Records for this task:
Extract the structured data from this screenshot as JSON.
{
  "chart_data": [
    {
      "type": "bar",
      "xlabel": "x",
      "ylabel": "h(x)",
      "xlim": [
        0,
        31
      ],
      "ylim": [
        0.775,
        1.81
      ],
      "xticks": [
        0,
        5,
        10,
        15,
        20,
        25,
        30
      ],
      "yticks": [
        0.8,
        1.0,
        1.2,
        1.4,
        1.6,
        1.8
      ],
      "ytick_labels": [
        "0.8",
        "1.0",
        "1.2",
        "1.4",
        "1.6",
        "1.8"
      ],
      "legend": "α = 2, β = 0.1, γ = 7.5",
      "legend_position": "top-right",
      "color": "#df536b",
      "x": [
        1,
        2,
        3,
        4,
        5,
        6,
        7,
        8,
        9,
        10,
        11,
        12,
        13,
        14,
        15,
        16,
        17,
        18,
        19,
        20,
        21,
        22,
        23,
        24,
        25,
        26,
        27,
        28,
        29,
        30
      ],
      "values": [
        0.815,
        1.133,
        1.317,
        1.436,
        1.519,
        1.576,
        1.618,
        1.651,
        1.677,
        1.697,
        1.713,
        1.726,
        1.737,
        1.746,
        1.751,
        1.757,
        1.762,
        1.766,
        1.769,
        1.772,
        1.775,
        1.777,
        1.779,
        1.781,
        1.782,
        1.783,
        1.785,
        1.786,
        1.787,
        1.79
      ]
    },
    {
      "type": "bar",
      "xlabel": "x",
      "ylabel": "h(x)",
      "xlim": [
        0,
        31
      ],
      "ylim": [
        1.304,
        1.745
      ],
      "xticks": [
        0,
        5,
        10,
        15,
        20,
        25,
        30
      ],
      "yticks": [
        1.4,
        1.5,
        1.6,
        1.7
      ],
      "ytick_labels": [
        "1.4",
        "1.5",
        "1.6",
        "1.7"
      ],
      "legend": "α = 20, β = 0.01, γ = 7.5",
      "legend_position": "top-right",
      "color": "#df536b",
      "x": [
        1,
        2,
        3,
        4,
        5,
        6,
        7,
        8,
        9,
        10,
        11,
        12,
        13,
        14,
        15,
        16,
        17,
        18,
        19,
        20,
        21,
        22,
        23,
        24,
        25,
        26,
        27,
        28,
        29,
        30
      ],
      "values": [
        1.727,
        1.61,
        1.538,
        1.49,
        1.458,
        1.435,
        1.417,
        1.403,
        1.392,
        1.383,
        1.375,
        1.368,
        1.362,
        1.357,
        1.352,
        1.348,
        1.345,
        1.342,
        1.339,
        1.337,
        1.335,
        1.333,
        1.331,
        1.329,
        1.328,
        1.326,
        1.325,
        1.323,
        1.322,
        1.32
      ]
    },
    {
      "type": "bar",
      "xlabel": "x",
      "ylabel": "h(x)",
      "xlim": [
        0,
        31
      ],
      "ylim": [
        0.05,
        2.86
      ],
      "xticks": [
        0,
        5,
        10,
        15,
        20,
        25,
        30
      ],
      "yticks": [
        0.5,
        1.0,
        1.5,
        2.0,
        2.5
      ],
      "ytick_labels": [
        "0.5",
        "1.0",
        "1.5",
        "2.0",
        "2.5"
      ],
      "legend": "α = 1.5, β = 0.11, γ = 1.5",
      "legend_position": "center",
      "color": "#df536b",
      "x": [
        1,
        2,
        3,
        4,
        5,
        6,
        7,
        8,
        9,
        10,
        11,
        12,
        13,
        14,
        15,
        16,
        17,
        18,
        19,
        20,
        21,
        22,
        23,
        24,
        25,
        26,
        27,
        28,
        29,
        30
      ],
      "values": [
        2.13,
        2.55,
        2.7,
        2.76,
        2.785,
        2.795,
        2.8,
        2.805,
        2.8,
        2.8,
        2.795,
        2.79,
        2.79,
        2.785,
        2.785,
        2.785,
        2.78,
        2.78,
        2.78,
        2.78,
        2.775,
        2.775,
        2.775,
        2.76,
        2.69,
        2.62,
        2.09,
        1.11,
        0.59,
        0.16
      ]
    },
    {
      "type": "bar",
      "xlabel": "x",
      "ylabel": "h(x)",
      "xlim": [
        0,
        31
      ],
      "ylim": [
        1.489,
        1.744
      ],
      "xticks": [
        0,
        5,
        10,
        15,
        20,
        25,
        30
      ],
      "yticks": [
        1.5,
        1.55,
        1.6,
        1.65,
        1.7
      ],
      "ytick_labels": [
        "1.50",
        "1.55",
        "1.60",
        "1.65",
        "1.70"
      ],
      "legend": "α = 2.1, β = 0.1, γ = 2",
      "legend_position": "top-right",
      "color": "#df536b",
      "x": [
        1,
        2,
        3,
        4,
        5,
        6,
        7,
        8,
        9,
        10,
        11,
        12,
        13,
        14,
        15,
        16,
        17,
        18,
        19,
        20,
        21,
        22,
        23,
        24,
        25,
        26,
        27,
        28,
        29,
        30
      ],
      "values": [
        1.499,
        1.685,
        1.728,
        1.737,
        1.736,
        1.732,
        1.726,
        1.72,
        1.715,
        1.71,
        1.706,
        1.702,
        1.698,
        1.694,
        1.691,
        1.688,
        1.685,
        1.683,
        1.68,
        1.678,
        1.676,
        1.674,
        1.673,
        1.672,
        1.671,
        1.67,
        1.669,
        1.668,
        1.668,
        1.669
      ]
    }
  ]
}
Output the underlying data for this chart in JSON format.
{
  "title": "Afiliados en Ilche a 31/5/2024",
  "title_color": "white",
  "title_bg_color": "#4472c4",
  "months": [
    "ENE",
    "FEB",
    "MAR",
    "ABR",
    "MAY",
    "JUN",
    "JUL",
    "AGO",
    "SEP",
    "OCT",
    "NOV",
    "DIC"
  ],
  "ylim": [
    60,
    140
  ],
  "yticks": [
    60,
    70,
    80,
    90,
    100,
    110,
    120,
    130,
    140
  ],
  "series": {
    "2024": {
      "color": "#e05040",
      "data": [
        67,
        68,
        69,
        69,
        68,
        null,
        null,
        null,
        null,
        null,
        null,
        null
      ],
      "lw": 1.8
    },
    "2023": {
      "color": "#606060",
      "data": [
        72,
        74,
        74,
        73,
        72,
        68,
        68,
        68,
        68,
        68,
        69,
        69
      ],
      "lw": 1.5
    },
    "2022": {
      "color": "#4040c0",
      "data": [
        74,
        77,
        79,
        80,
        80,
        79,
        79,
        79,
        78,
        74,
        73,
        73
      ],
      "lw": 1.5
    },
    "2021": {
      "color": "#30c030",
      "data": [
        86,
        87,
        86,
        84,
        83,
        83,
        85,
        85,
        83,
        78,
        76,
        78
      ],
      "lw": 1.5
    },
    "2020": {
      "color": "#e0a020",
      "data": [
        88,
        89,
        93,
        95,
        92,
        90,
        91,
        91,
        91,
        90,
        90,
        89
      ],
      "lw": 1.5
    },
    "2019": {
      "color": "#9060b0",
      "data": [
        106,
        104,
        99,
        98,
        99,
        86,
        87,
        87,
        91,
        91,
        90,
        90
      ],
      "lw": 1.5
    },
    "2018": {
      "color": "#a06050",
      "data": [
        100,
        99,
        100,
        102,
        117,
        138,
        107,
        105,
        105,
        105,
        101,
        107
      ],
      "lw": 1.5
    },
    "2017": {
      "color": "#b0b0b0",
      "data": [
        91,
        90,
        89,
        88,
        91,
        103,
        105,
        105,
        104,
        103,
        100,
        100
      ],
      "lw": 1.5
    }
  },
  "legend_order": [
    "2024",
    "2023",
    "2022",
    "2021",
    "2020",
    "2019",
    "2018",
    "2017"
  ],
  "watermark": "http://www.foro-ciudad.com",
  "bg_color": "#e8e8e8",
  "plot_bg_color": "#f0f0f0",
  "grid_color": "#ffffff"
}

Task brief: Without leaving anything out, give the entries again exactly.

Result:
Extract the structured data from this screenshot as JSON.
{
  "chart_data": [
    {
      "type": "bar",
      "xlabel": "x",
      "ylabel": "h(x)",
      "xlim": [
        0,
        31
      ],
      "ylim": [
        0.775,
        1.81
      ],
      "xticks": [
        0,
        5,
        10,
        15,
        20,
        25,
        30
      ],
      "yticks": [
        0.8,
        1.0,
        1.2,
        1.4,
        1.6,
        1.8
      ],
      "ytick_labels": [
        "0.8",
        "1.0",
        "1.2",
        "1.4",
        "1.6",
        "1.8"
      ],
      "legend": "α = 2, β = 0.1, γ = 7.5",
      "legend_position": "top-right",
      "color": "#df536b",
      "x": [
        1,
        2,
        3,
        4,
        5,
        6,
        7,
        8,
        9,
        10,
        11,
        12,
        13,
        14,
        15,
        16,
        17,
        18,
        19,
        20,
        21,
        22,
        23,
        24,
        25,
        26,
        27,
        28,
        29,
        30
      ],
      "values": [
        0.815,
        1.133,
        1.317,
        1.436,
        1.519,
        1.576,
        1.618,
        1.651,
        1.677,
        1.697,
        1.713,
        1.726,
        1.737,
        1.746,
        1.751,
        1.757,
        1.762,
        1.766,
        1.769,
        1.772,
        1.775,
        1.777,
        1.779,
        1.781,
        1.782,
        1.783,
        1.785,
        1.786,
        1.787,
        1.79
      ]
    },
    {
      "type": "bar",
      "xlabel": "x",
      "ylabel": "h(x)",
      "xlim": [
        0,
        31
      ],
      "ylim": [
        1.304,
        1.745
      ],
      "xticks": [
        0,
        5,
        10,
        15,
        20,
        25,
        30
      ],
      "yticks": [
        1.4,
        1.5,
        1.6,
        1.7
      ],
      "ytick_labels": [
        "1.4",
        "1.5",
        "1.6",
        "1.7"
      ],
      "legend": "α = 20, β = 0.01, γ = 7.5",
      "legend_position": "top-right",
      "color": "#df536b",
      "x": [
        1,
        2,
        3,
        4,
        5,
        6,
        7,
        8,
        9,
        10,
        11,
        12,
        13,
        14,
        15,
        16,
        17,
        18,
        19,
        20,
        21,
        22,
        23,
        24,
        25,
        26,
        27,
        28,
        29,
        30
      ],
      "values": [
        1.727,
        1.61,
        1.538,
        1.49,
        1.458,
        1.435,
        1.417,
        1.403,
        1.392,
        1.383,
        1.375,
        1.368,
        1.362,
        1.357,
        1.352,
        1.348,
        1.345,
        1.342,
        1.339,
        1.337,
        1.335,
        1.333,
        1.331,
        1.329,
        1.328,
        1.326,
        1.325,
        1.323,
        1.322,
        1.32
      ]
    },
    {
      "type": "bar",
      "xlabel": "x",
      "ylabel": "h(x)",
      "xlim": [
        0,
        31
      ],
      "ylim": [
        0.05,
        2.86
      ],
      "xticks": [
        0,
        5,
        10,
        15,
        20,
        25,
        30
      ],
      "yticks": [
        0.5,
        1.0,
        1.5,
        2.0,
        2.5
      ],
      "ytick_labels": [
        "0.5",
        "1.0",
        "1.5",
        "2.0",
        "2.5"
      ],
      "legend": "α = 1.5, β = 0.11, γ = 1.5",
      "legend_position": "center",
      "color": "#df536b",
      "x": [
        1,
        2,
        3,
        4,
        5,
        6,
        7,
        8,
        9,
        10,
        11,
        12,
        13,
        14,
        15,
        16,
        17,
        18,
        19,
        20,
        21,
        22,
        23,
        24,
        25,
        26,
        27,
        28,
        29,
        30
      ],
      "values": [
        2.13,
        2.55,
        2.7,
        2.76,
        2.785,
        2.795,
        2.8,
        2.805,
        2.8,
        2.8,
        2.795,
        2.79,
        2.79,
        2.785,
        2.785,
        2.785,
        2.78,
        2.78,
        2.78,
        2.78,
        2.775,
        2.775,
        2.775,
        2.76,
        2.69,
        2.62,
        2.09,
        1.11,
        0.59,
        0.16
      ]
    },
    {
      "type": "bar",
      "xlabel": "x",
      "ylabel": "h(x)",
      "xlim": [
        0,
        31
      ],
      "ylim": [
        1.489,
        1.744
      ],
      "xticks": [
        0,
        5,
        10,
        15,
        20,
        25,
        30
      ],
      "yticks": [
        1.5,
        1.55,
        1.6,
        1.65,
        1.7
      ],
      "ytick_labels": [
        "1.50",
        "1.55",
        "1.60",
        "1.65",
        "1.70"
      ],
      "legend": "α = 2.1, β = 0.1, γ = 2",
      "legend_position": "top-right",
      "color": "#df536b",
      "x": [
        1,
        2,
        3,
        4,
        5,
        6,
        7,
        8,
        9,
        10,
        11,
        12,
        13,
        14,
        15,
        16,
        17,
        18,
        19,
        20,
        21,
        22,
        23,
        24,
        25,
        26,
        27,
        28,
        29,
        30
      ],
      "values": [
        1.499,
        1.685,
        1.728,
        1.737,
        1.736,
        1.732,
        1.726,
        1.72,
        1.715,
        1.71,
        1.706,
        1.702,
        1.698,
        1.694,
        1.691,
        1.688,
        1.685,
        1.683,
        1.68,
        1.678,
        1.676,
        1.674,
        1.673,
        1.672,
        1.671,
        1.67,
        1.669,
        1.668,
        1.668,
        1.669
      ]
    }
  ]
}
Output the underlying data for this chart in JSON format.
{
  "title": "Afiliados en Ilche a 31/5/2024",
  "title_color": "white",
  "title_bg_color": "#4472c4",
  "months": [
    "ENE",
    "FEB",
    "MAR",
    "ABR",
    "MAY",
    "JUN",
    "JUL",
    "AGO",
    "SEP",
    "OCT",
    "NOV",
    "DIC"
  ],
  "ylim": [
    60,
    140
  ],
  "yticks": [
    60,
    70,
    80,
    90,
    100,
    110,
    120,
    130,
    140
  ],
  "series": {
    "2024": {
      "color": "#e05040",
      "data": [
        67,
        68,
        69,
        69,
        68,
        null,
        null,
        null,
        null,
        null,
        null,
        null
      ],
      "lw": 1.8
    },
    "2023": {
      "color": "#606060",
      "data": [
        72,
        74,
        74,
        73,
        72,
        68,
        68,
        68,
        68,
        68,
        69,
        69
      ],
      "lw": 1.5
    },
    "2022": {
      "color": "#4040c0",
      "data": [
        74,
        77,
        79,
        80,
        80,
        79,
        79,
        79,
        78,
        74,
        73,
        73
      ],
      "lw": 1.5
    },
    "2021": {
      "color": "#30c030",
      "data": [
        86,
        87,
        86,
        84,
        83,
        83,
        85,
        85,
        83,
        78,
        76,
        78
      ],
      "lw": 1.5
    },
    "2020": {
      "color": "#e0a020",
      "data": [
        88,
        89,
        93,
        95,
        92,
        90,
        91,
        91,
        91,
        90,
        90,
        89
      ],
      "lw": 1.5
    },
    "2019": {
      "color": "#9060b0",
      "data": [
        106,
        104,
        99,
        98,
        99,
        86,
        87,
        87,
        91,
        91,
        90,
        90
      ],
      "lw": 1.5
    },
    "2018": {
      "color": "#a06050",
      "data": [
        100,
        99,
        100,
        102,
        117,
        138,
        107,
        105,
        105,
        105,
        101,
        107
      ],
      "lw": 1.5
    },
    "2017": {
      "color": "#b0b0b0",
      "data": [
        91,
        90,
        89,
        88,
        91,
        103,
        105,
        105,
        104,
        103,
        100,
        100
      ],
      "lw": 1.5
    }
  },
  "legend_order": [
    "2024",
    "2023",
    "2022",
    "2021",
    "2020",
    "2019",
    "2018",
    "2017"
  ],
  "watermark": "http://www.foro-ciudad.com",
  "bg_color": "#e8e8e8",
  "plot_bg_color": "#f0f0f0",
  "grid_color": "#ffffff"
}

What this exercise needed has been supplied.